## Start ITEMS

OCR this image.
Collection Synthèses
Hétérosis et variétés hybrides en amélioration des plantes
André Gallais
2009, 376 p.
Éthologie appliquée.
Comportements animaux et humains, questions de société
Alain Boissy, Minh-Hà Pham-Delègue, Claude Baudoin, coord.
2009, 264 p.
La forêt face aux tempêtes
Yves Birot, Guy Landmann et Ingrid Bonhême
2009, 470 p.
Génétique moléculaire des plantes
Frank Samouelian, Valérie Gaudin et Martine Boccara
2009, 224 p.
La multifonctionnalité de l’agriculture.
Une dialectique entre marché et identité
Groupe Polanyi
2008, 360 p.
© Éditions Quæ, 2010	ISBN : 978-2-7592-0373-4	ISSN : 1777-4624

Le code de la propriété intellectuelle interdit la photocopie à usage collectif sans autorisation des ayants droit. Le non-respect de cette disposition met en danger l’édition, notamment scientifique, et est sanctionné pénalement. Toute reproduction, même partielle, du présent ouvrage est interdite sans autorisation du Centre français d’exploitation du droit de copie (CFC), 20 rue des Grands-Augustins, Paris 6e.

## End ITEMS

WHAT YOU NEED TO DO:
Each line in the material above must be retyped without alteration.

SOLUTION TO THE EXERCISE:
OCR this image.
Collection Synthèses
Hétérosis et variétés hybrides en amélioration des plantes
André Gallais
2009, 376 p.
Éthologie appliquée.
Comportements animaux et humains, questions de société
Alain Boissy, Minh-Hà Pham-Delègue, Claude Baudoin, coord.
2009, 264 p.
La forêt face aux tempêtes
Yves Birot, Guy Landmann et Ingrid Bonhême
2009, 470 p.
Génétique moléculaire des plantes
Frank Samouelian, Valérie Gaudin et Martine Boccara
2009, 224 p.
La multifonctionnalité de l’agriculture.
Une dialectique entre marché et identité
Groupe Polanyi
2008, 360 p.
© Éditions Quæ, 2010	ISBN : 978-2-7592-0373-4	ISSN : 1777-4624

Le code de la propriété intellectuelle interdit la photocopie à usage collectif sans autorisation des ayants droit. Le non-respect de cette disposition met en danger l’édition, notamment scientifique, et est sanctionné pénalement. Toute reproduction, même partielle, du présent ouvrage est interdite sans autorisation du Centre français d’exploitation du droit de copie (CFC), 20 rue des Grands-Augustins, Paris 6e.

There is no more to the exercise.